Instruction: Keep only the lines that hold the string "meta", filtering out the rest of the entries below.

-------- Data shown

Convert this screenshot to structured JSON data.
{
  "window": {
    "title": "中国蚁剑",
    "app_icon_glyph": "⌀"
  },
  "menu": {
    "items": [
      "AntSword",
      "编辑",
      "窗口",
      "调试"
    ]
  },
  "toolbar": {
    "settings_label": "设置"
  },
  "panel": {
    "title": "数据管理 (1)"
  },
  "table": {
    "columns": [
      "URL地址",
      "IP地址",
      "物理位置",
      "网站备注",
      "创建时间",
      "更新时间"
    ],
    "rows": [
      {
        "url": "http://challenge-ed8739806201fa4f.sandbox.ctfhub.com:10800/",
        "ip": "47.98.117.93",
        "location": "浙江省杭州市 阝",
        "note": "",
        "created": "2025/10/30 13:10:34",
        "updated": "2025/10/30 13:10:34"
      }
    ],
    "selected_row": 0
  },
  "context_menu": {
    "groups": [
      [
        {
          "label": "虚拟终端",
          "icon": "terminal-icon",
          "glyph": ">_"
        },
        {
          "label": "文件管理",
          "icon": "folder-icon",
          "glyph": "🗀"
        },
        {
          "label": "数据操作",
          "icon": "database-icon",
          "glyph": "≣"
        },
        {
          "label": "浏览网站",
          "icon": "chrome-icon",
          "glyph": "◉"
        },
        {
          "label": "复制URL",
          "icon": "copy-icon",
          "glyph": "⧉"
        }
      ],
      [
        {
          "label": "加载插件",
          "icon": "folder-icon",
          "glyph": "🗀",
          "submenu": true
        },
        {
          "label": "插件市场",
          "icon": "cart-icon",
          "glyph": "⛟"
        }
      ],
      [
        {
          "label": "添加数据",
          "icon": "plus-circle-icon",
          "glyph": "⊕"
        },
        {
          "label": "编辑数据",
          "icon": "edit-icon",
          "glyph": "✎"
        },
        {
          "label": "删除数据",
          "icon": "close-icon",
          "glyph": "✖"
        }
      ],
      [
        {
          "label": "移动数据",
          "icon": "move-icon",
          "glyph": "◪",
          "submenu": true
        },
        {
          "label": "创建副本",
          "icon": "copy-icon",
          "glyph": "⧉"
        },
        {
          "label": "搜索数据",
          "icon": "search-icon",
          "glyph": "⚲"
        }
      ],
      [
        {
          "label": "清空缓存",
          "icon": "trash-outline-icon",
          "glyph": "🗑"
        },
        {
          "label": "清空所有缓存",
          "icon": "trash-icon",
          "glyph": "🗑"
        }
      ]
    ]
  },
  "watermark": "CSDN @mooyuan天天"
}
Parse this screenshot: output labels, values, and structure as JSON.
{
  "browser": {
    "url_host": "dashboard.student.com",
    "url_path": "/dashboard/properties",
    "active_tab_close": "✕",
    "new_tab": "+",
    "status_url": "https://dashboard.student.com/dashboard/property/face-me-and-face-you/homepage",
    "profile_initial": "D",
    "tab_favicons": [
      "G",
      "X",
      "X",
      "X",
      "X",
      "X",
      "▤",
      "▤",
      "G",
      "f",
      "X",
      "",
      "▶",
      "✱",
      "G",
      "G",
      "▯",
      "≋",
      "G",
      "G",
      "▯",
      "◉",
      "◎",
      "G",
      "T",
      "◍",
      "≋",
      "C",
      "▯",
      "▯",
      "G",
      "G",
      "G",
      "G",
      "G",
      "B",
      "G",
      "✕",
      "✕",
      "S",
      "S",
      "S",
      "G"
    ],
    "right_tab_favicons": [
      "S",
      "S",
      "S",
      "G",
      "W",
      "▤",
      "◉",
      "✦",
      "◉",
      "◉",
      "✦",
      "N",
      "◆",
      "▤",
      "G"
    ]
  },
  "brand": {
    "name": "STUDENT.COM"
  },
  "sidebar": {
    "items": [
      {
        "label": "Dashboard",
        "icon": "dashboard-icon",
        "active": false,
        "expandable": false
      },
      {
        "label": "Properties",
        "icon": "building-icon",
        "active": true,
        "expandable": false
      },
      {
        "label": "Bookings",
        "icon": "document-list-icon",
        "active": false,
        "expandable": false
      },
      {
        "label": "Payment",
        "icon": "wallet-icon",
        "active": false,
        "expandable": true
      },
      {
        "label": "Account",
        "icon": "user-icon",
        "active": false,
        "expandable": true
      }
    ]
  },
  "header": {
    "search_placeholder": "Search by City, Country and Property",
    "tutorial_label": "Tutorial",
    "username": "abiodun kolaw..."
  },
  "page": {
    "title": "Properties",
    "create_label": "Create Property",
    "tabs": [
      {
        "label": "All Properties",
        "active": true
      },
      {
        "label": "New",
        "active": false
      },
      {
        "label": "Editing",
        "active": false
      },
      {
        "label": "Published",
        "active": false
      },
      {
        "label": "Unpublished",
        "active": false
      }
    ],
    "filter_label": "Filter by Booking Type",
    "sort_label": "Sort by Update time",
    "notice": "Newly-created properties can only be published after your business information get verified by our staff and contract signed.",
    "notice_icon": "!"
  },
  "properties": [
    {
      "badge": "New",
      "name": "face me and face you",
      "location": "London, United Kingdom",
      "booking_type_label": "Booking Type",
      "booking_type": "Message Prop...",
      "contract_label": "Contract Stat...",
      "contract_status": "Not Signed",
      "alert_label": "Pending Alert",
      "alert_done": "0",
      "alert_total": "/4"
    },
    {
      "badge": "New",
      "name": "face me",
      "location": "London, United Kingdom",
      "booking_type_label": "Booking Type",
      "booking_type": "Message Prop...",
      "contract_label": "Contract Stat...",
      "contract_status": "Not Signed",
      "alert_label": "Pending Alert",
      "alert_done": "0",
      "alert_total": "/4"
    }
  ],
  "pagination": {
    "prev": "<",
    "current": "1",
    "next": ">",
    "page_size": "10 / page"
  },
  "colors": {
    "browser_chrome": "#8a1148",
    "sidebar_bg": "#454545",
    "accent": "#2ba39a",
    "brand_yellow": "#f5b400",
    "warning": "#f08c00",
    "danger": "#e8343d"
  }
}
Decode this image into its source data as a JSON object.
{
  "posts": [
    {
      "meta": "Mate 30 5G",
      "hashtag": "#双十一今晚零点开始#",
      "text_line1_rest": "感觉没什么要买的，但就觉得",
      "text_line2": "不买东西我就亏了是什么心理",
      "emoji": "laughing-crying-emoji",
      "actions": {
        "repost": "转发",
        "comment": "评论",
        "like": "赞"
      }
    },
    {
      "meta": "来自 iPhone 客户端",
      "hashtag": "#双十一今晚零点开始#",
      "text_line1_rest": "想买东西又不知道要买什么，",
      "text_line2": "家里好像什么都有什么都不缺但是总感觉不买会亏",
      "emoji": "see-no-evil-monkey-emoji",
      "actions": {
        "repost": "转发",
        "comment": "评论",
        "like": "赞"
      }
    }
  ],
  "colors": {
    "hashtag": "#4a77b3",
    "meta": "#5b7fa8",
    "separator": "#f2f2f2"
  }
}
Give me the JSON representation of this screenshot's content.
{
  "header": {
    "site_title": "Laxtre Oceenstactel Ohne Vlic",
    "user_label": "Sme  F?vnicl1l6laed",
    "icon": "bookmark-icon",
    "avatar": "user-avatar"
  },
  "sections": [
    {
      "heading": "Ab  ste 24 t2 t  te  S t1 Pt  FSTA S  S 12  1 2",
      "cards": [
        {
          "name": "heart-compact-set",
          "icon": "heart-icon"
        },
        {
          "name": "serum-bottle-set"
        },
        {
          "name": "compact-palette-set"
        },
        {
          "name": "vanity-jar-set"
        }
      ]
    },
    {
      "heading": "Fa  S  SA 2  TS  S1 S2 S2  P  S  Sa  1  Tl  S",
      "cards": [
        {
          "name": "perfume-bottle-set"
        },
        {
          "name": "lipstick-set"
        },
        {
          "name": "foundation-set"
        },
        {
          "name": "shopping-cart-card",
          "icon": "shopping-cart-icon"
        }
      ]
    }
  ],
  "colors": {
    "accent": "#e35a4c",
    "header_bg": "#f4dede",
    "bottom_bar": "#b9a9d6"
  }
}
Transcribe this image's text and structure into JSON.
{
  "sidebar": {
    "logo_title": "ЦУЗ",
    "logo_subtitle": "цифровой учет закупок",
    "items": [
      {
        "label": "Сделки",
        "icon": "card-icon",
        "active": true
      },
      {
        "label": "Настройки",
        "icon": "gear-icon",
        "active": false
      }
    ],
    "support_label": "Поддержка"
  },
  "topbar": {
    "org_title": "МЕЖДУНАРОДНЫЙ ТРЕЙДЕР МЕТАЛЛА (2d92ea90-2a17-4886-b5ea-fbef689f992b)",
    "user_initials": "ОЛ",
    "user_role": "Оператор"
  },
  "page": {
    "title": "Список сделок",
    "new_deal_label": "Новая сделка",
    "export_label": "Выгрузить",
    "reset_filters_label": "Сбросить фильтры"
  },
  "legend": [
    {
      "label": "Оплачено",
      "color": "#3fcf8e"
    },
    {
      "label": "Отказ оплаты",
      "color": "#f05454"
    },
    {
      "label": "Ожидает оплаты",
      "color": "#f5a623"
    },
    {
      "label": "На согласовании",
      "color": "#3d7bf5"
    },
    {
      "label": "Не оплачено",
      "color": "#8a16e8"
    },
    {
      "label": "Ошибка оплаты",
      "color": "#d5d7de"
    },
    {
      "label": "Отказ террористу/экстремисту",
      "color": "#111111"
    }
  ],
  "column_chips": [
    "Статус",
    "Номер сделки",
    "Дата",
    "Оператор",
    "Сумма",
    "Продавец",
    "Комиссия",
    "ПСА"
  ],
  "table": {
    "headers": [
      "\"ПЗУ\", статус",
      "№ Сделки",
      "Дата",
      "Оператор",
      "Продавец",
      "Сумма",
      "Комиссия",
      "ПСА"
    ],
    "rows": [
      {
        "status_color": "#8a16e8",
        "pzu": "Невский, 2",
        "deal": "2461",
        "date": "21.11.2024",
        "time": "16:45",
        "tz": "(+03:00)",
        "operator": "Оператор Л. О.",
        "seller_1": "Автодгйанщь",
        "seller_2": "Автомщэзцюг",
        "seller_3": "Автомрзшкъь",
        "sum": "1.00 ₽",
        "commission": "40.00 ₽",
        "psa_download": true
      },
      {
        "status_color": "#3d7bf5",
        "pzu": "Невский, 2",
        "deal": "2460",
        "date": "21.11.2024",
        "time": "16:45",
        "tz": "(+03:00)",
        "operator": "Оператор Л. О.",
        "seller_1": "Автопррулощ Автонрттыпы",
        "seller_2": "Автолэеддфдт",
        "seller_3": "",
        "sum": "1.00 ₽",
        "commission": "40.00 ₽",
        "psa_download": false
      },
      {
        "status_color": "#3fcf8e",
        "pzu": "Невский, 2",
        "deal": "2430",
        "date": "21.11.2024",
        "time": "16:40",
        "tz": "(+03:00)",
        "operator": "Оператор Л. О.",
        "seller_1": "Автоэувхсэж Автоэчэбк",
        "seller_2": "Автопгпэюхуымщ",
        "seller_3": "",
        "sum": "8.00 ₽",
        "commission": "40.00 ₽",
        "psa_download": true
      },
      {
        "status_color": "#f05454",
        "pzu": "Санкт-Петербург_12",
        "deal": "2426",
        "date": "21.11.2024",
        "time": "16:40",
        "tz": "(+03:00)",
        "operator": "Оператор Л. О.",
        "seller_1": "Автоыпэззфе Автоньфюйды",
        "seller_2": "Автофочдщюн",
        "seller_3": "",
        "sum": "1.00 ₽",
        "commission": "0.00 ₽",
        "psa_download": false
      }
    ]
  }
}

----------------

The reply:
      "meta": "Mate 30 5G",
      "meta": "来自 iPhone 客户端",
    "meta": "#5b7fa8",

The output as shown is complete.